* WHAT YOU NEED TO DO *
Work out the number of lines with the word "представления" in the material below, then reply with that number only.

_ _ _ _ _ _ _

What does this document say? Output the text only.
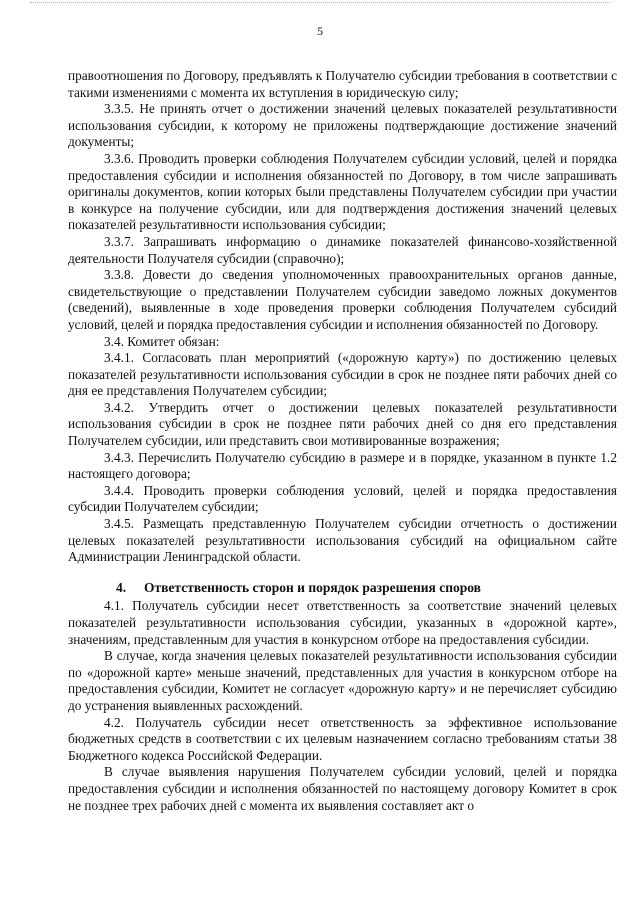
5

правоотношения по Договору, предъявлять к Получателю субсидии требования в соответствии с такими изменениями с момента их вступления в юридическую силу;

3.3.5. Не принять отчет о достижении значений целевых показателей результативности использования субсидии, к которому не приложены подтверждающие достижение значений документы;

3.3.6. Проводить проверки соблюдения Получателем субсидии условий, целей и порядка предоставления субсидии и исполнения обязанностей по Договору, в том числе запрашивать оригиналы документов, копии которых были представлены Получателем субсидии при участии в конкурсе на получение субсидии, или для подтверждения достижения значений целевых показателей результативности использования субсидии;

3.3.7. Запрашивать информацию о динамике показателей финансово-хозяйственной деятельности Получателя субсидии (справочно);

3.3.8. Довести до сведения уполномоченных правоохранительных органов данные, свидетельствующие о представлении Получателем субсидии заведомо ложных документов (сведений), выявленные в ходе проведения проверки соблюдения Получателем субсидий условий, целей и порядка предоставления субсидии и исполнения обязанностей по Договору.

3.4. Комитет обязан:

3.4.1. Согласовать план мероприятий («дорожную карту») по достижению целевых показателей результативности использования субсидии в срок не позднее пяти рабочих дней со дня ее представления Получателем субсидии;

3.4.2. Утвердить отчет о достижении целевых показателей результативности использования субсидии в срок не позднее пяти рабочих дней со дня его представления Получателем субсидии, или представить свои мотивированные возражения;

3.4.3. Перечислить Получателю субсидию в размере и в порядке, указанном в пункте 1.2 настоящего договора;

3.4.4. Проводить проверки соблюдения условий, целей и порядка предоставления субсидии Получателем субсидии;

3.4.5. Размещать представленную Получателем субсидии отчетность о достижении целевых показателей результативности использования субсидий на официальном сайте Администрации Ленинградской области.

4. Ответственность сторон и порядок разрешения споров

4.1. Получатель субсидии несет ответственность за соответствие значений целевых показателей результативности использования субсидии, указанных в «дорожной карте», значениям, представленным для участия в конкурсном отборе на предоставления субсидии.

В случае, когда значения целевых показателей результативности использования субсидии по «дорожной карте» меньше значений, представленных для участия в конкурсном отборе на предоставления субсидии, Комитет не согласует «дорожную карту» и не перечисляет субсидию до устранения выявленных расхождений.

4.2. Получатель субсидии несет ответственность за эффективное использование бюджетных средств в соответствии с их целевым назначением согласно требованиям статьи 38 Бюджетного кодекса Российской Федерации.

В случае выявления нарушения Получателем субсидии условий, целей и порядка предоставления субсидии и исполнения обязанностей по настоящему договору Комитет в срок не позднее трех рабочих дней с момента их выявления составляет акт о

_ _ _ _ _ _ _

* RESULT OF THE EXERCISE *
2